= EXERCISE DETAILS =
Answer with one number: how many lines hold the string "required".

= EXCERPTED DATA =

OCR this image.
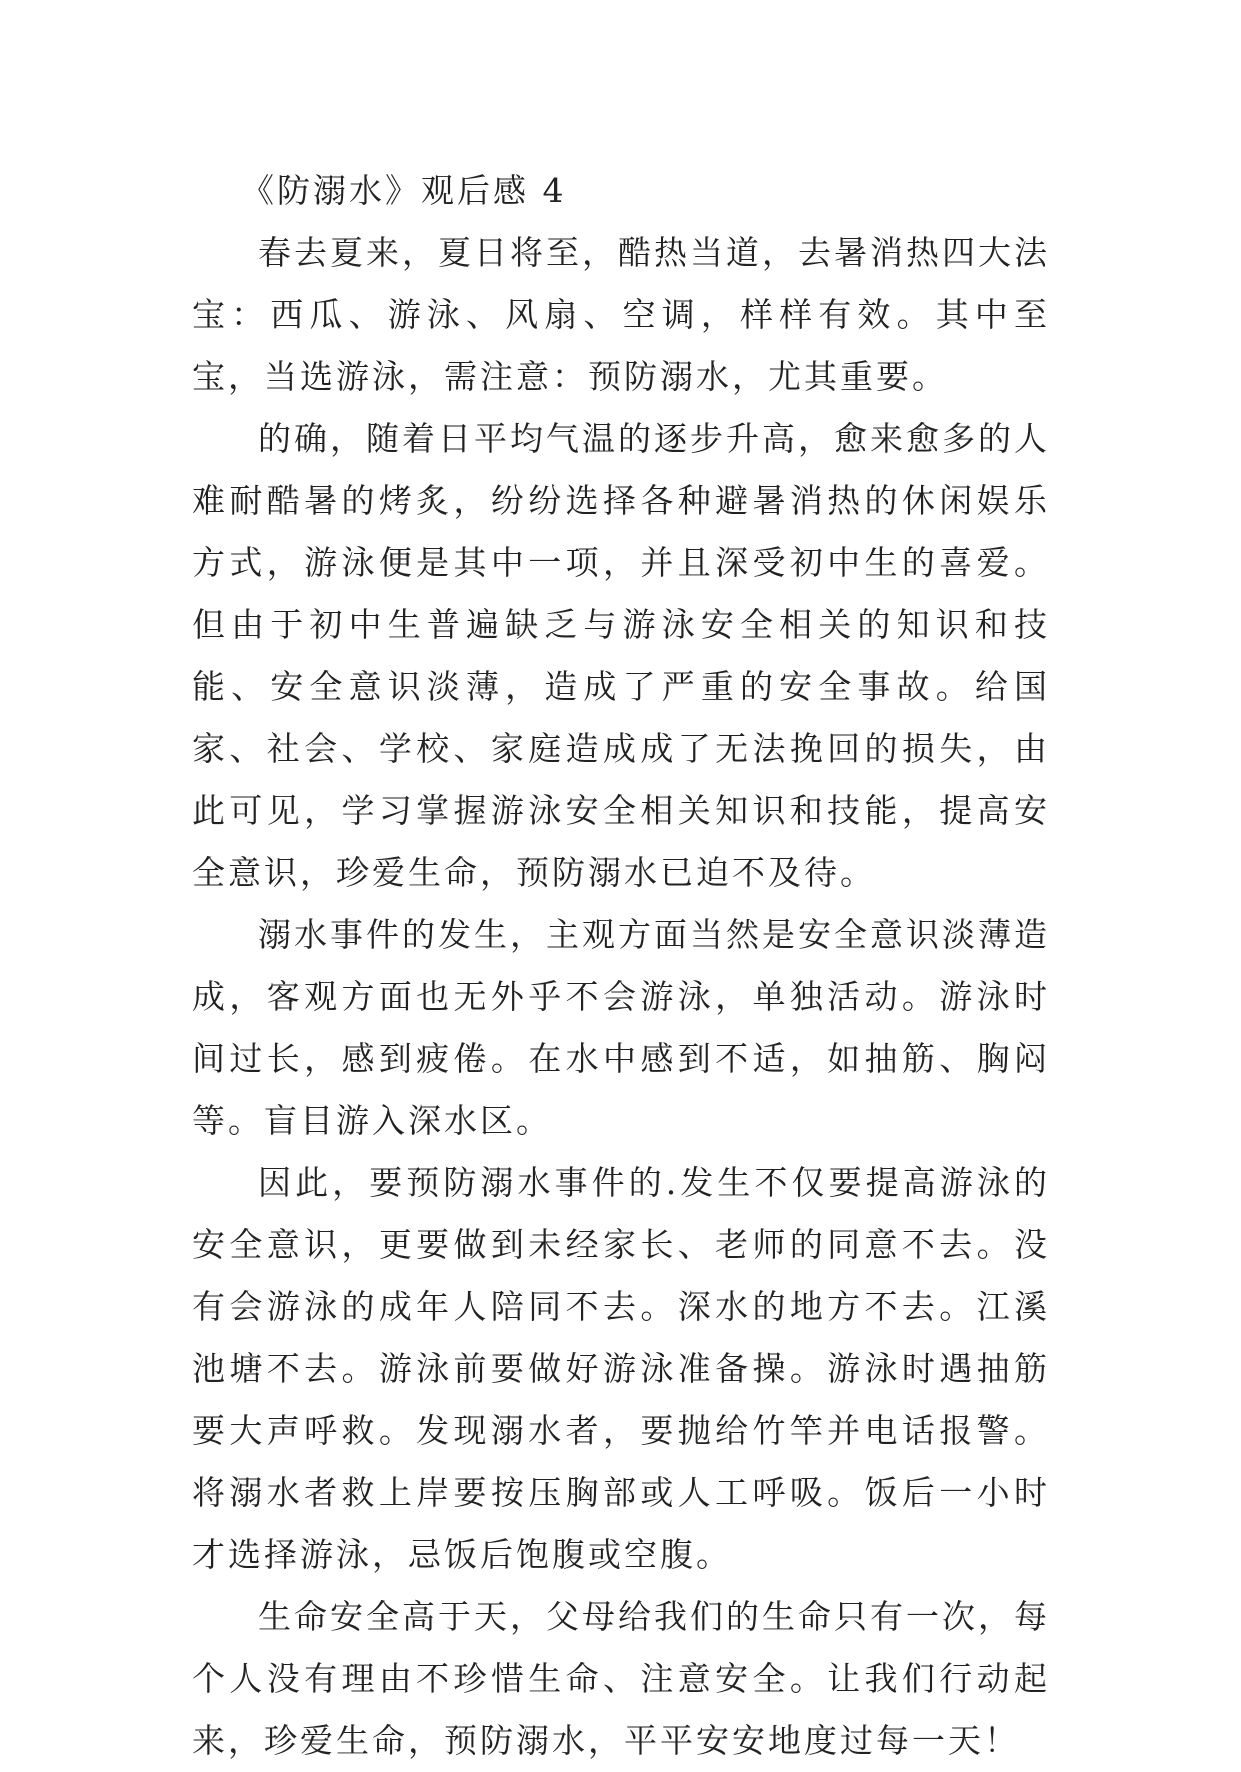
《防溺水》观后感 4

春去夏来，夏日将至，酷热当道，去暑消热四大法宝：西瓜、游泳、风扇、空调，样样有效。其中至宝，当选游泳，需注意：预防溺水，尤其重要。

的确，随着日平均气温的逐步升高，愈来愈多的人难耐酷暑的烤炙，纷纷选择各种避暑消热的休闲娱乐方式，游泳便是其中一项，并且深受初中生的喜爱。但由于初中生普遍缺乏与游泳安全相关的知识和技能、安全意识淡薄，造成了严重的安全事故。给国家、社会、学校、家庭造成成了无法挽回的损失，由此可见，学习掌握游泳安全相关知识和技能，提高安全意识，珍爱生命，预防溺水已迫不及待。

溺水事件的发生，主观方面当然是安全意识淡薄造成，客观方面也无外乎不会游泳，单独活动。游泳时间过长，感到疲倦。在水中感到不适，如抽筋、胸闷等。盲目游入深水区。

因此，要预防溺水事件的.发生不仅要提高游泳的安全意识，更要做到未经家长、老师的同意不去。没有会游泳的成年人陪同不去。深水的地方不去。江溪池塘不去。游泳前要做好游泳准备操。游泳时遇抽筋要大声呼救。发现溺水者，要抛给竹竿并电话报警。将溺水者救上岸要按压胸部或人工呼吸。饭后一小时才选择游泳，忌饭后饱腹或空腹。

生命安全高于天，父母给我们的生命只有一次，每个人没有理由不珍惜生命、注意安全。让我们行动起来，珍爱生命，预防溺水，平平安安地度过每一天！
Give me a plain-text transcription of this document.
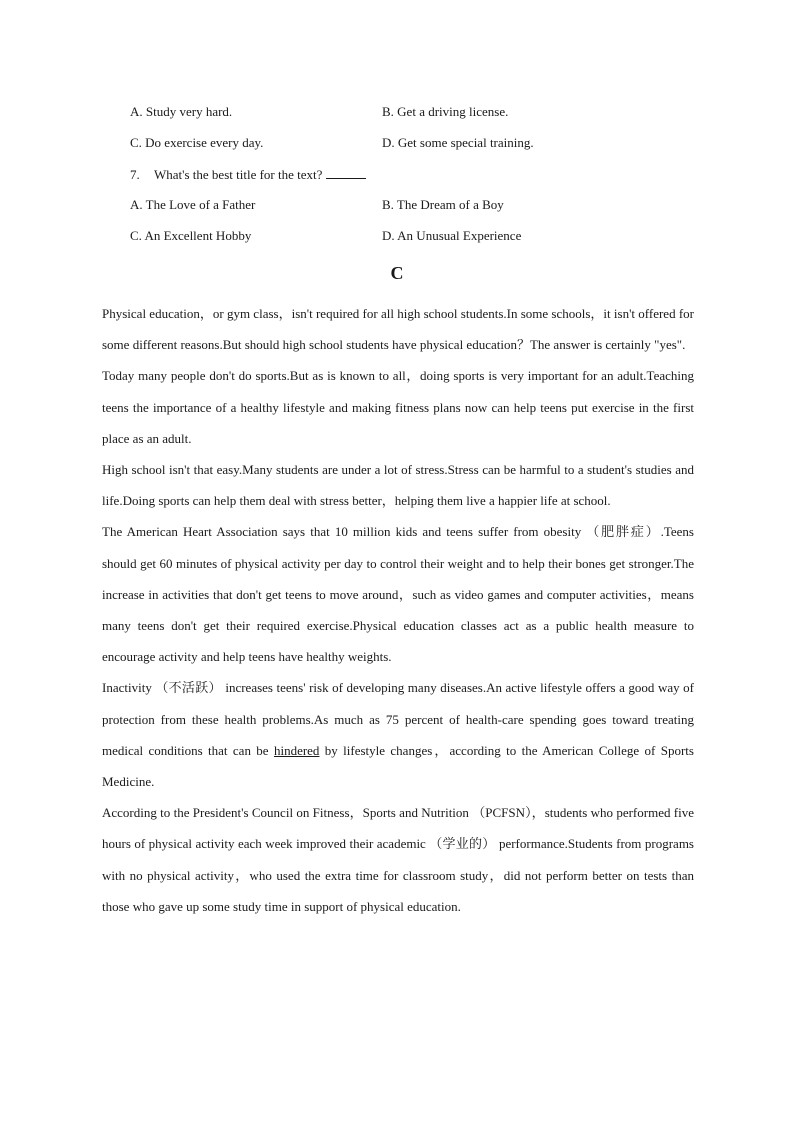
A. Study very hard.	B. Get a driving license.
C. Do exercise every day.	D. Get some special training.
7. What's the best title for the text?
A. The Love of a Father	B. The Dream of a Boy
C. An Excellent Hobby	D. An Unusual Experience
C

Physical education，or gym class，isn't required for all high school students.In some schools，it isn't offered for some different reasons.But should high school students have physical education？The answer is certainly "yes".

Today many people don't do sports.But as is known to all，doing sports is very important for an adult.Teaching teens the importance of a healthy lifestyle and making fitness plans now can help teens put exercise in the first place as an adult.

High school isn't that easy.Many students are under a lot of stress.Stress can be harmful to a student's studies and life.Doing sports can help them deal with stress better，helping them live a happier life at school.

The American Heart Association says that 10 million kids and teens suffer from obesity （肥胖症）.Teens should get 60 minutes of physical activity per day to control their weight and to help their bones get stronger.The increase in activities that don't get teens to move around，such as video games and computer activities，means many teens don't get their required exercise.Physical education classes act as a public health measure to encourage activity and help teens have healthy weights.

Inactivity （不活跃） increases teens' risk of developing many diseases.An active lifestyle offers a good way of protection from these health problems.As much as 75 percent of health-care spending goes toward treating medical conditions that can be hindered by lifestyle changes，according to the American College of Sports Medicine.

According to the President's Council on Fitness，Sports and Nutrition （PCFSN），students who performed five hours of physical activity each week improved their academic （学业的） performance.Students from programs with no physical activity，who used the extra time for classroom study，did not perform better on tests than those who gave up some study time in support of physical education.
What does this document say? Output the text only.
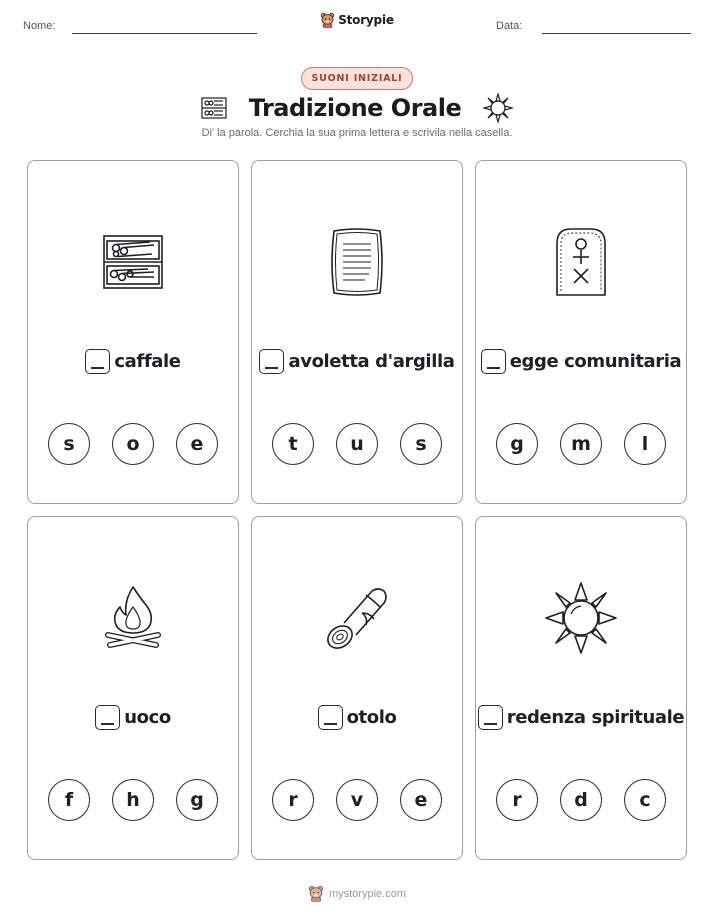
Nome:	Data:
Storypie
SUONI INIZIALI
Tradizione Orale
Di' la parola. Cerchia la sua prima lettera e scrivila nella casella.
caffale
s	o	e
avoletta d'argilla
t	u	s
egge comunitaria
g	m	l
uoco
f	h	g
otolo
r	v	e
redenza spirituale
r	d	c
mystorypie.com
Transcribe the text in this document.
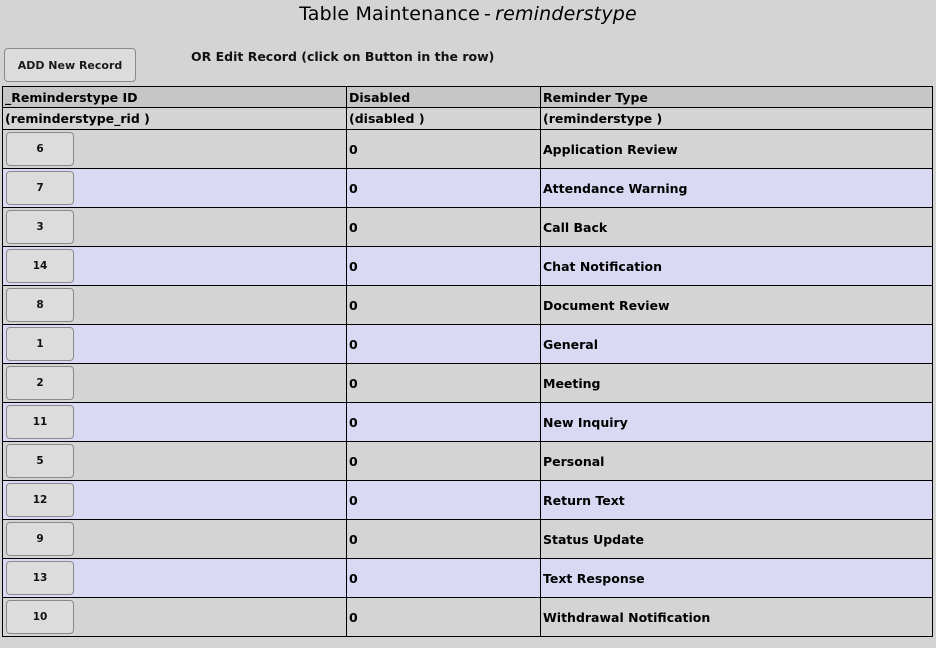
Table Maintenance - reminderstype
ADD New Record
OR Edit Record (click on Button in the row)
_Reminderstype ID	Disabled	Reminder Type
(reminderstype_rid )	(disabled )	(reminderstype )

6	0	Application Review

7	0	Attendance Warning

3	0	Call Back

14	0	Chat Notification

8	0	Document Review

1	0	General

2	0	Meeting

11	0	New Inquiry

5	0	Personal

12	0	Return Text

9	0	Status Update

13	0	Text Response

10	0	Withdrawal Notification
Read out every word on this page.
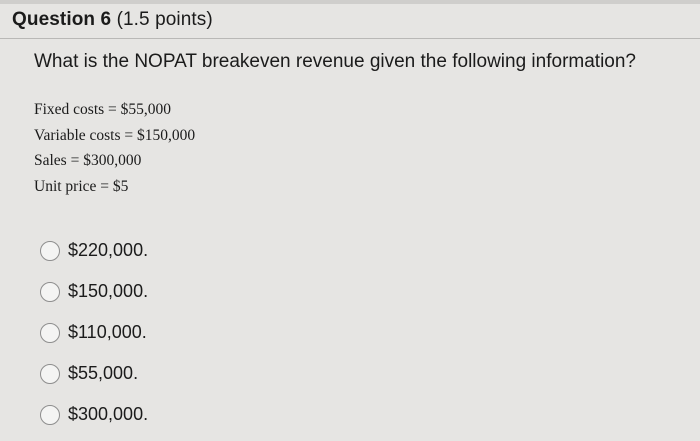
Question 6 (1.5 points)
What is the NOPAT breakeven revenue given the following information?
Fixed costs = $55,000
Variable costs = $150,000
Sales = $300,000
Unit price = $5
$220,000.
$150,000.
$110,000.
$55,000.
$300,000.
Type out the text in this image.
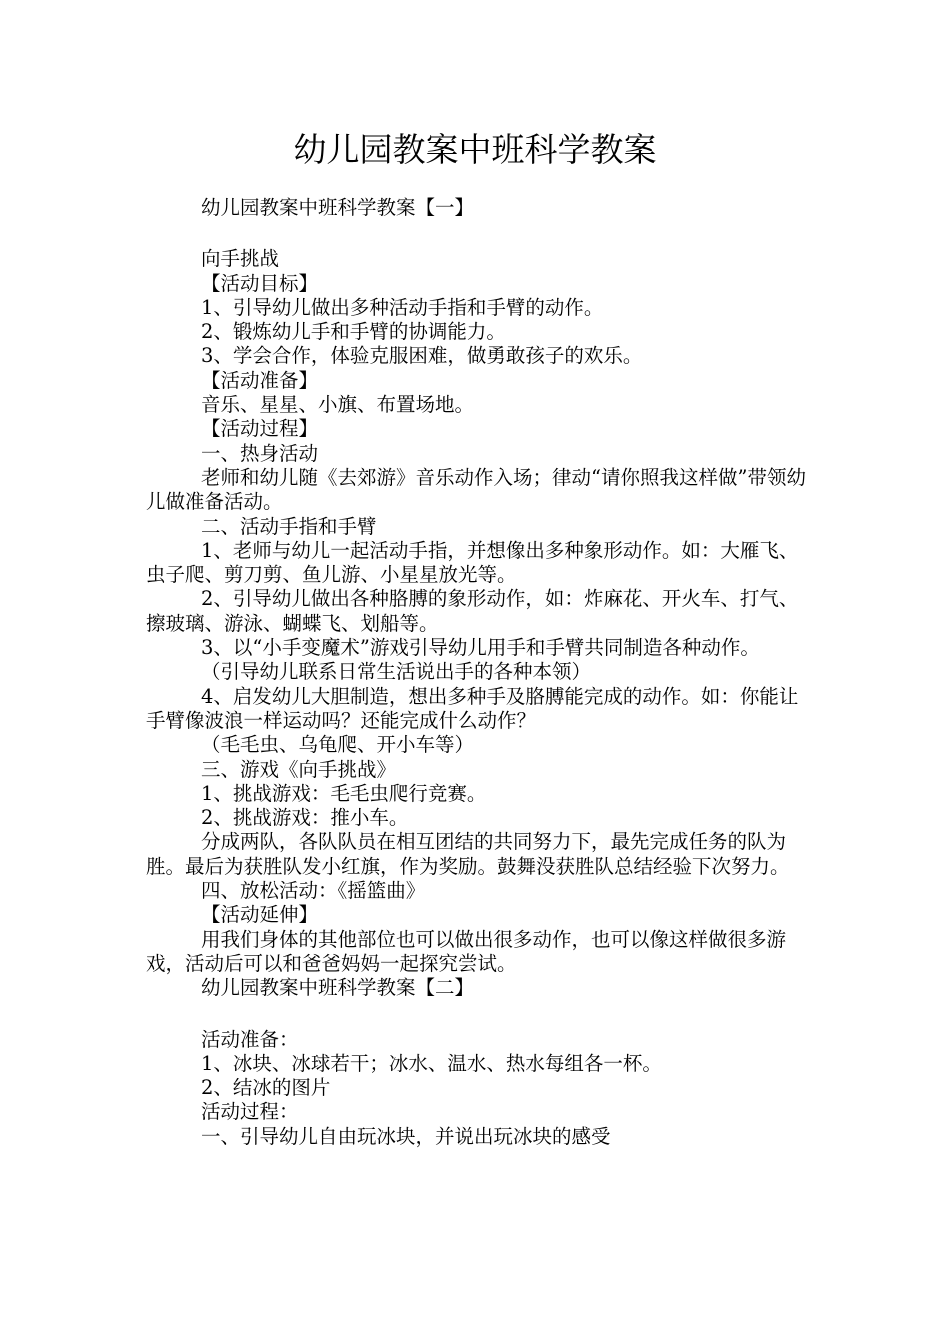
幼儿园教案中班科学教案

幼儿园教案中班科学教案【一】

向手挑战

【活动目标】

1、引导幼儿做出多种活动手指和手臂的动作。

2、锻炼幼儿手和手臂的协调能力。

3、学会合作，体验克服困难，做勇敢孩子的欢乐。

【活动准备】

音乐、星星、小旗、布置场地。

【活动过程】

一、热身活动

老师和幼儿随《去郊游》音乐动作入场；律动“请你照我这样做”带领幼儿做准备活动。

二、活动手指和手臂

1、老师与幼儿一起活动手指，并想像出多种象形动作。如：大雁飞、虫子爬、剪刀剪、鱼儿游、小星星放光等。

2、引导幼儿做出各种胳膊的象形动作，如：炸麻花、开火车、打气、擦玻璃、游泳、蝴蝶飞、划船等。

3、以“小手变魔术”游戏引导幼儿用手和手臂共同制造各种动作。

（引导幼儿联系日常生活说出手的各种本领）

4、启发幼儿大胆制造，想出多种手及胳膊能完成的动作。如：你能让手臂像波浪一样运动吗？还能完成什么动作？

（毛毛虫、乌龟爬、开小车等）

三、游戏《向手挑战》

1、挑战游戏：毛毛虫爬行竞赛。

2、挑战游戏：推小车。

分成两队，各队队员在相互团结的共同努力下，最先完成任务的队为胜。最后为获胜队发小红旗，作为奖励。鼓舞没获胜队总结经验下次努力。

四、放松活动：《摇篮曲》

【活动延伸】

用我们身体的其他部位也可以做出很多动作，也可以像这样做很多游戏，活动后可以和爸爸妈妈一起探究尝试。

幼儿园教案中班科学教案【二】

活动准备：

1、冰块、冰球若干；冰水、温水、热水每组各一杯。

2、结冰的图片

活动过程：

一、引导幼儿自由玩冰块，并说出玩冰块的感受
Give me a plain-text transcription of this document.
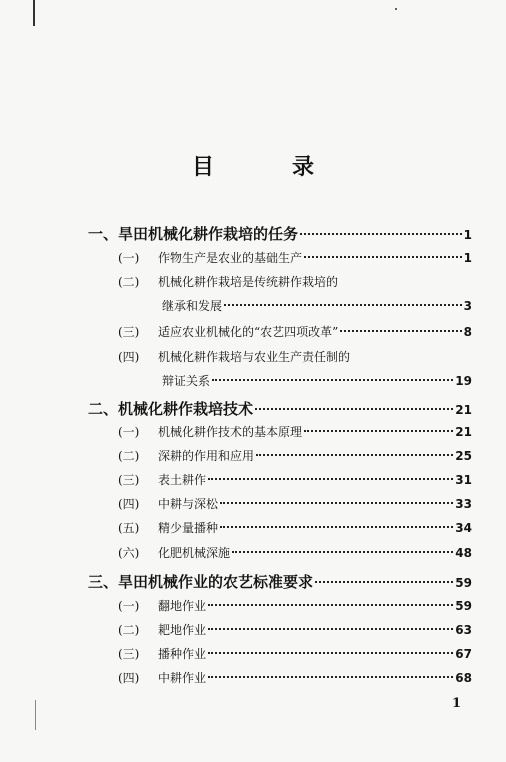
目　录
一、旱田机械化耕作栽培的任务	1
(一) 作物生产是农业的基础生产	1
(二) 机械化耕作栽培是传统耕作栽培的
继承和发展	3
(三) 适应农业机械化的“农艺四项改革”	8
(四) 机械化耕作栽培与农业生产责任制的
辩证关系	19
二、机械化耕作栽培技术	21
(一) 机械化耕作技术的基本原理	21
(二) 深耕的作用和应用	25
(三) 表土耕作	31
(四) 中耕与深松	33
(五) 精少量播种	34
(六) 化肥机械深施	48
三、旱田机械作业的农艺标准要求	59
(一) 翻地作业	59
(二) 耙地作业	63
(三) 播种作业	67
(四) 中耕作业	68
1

= ANSWER FOR THE TASK =
2